** Start **

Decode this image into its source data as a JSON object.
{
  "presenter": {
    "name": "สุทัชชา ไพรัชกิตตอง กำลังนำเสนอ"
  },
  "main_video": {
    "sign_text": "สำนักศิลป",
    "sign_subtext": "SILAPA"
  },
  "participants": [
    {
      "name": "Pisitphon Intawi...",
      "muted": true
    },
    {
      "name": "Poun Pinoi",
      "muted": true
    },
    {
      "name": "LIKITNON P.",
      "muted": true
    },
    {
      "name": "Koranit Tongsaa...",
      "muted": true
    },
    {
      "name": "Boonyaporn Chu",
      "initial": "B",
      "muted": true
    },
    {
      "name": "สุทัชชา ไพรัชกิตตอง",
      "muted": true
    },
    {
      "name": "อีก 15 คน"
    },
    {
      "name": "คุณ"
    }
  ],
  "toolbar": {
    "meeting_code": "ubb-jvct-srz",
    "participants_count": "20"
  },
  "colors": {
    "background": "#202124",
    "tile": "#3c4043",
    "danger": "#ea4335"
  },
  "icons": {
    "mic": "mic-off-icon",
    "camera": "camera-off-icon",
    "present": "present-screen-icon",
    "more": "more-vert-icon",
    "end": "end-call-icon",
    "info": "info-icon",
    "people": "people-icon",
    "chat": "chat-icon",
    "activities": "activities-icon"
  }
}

** End **
** Start **

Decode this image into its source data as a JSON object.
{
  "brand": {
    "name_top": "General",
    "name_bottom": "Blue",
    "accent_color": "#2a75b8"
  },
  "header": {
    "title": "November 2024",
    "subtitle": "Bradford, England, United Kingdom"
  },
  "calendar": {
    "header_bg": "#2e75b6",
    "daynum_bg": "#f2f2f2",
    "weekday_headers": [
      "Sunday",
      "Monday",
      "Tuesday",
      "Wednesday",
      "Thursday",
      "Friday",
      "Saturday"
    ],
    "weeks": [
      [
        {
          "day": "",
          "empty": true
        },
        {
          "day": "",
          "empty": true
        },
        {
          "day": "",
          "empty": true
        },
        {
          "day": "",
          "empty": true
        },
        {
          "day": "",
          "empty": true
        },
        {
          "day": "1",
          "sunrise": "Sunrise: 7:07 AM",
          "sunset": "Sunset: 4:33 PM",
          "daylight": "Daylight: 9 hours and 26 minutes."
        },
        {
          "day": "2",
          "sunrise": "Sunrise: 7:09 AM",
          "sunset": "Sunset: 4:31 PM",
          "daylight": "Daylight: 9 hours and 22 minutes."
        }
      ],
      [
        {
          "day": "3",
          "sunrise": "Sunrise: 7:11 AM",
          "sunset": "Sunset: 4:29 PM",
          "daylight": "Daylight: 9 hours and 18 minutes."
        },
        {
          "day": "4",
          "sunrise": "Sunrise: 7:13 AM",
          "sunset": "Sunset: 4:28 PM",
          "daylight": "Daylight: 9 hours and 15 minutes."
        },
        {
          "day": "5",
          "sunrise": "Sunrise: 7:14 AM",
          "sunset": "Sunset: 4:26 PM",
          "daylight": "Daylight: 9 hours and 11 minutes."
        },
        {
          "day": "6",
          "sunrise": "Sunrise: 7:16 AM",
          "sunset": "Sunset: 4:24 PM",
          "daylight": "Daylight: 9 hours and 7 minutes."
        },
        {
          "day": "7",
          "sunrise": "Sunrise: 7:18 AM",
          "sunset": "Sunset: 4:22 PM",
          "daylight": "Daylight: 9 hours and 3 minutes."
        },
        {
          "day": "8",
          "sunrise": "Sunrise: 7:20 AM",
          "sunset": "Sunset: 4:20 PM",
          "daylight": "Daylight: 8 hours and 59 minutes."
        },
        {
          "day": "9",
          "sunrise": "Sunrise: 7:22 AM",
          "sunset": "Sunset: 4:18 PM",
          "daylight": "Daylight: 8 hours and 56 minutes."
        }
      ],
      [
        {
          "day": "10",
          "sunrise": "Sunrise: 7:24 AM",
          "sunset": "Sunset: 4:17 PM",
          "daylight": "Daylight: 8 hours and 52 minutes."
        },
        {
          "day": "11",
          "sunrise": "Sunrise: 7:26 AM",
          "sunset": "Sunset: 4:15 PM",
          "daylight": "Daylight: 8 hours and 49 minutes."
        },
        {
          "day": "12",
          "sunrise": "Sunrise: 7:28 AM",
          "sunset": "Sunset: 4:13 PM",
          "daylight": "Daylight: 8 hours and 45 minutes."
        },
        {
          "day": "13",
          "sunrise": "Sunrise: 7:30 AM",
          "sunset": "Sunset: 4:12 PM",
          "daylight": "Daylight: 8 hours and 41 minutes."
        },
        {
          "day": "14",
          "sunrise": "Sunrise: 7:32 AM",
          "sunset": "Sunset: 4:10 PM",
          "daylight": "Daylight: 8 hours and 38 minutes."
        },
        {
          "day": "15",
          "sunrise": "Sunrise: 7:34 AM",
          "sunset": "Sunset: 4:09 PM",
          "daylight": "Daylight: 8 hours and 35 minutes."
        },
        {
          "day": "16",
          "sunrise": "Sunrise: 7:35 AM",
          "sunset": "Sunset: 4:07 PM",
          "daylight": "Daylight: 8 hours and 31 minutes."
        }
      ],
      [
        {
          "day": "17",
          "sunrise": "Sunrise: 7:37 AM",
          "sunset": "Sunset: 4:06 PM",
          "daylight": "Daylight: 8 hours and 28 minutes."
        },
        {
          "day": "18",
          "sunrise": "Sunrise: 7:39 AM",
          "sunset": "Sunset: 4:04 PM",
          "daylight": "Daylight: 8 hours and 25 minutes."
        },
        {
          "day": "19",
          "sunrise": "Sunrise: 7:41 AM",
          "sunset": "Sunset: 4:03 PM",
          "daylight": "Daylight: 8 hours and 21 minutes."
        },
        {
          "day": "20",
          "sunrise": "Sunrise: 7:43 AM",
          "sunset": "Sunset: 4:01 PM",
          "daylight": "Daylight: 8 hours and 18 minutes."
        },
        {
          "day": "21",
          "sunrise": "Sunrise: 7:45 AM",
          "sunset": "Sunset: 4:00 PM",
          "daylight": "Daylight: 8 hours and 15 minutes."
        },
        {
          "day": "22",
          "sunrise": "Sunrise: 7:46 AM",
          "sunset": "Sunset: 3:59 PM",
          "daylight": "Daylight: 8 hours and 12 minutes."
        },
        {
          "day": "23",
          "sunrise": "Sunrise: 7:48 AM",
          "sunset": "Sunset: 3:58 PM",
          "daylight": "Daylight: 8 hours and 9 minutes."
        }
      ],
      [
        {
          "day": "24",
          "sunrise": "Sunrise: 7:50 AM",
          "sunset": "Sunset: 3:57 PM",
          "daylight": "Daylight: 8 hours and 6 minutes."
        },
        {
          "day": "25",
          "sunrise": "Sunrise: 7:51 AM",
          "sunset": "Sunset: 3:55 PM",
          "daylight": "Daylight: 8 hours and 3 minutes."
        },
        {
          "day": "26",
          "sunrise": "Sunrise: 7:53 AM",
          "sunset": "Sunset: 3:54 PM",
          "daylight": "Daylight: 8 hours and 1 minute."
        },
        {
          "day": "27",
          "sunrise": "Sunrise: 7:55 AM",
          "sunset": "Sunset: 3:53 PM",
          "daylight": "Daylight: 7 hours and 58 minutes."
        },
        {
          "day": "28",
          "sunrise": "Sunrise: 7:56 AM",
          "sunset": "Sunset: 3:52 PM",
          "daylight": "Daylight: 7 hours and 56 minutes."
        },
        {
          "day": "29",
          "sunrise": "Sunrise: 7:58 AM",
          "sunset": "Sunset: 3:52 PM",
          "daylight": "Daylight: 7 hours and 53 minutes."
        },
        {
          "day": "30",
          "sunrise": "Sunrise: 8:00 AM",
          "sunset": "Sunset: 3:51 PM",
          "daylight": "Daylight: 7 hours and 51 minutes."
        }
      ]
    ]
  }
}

** End **

**What to do**
Pick out the lines that contain "ตตอง" and copy them.

**The answer**
    "name": "สุทัชชา ไพรัชกิตตอง กำลังนำเสนอ"
      "name": "สุทัชชา ไพรัชกิตตอง",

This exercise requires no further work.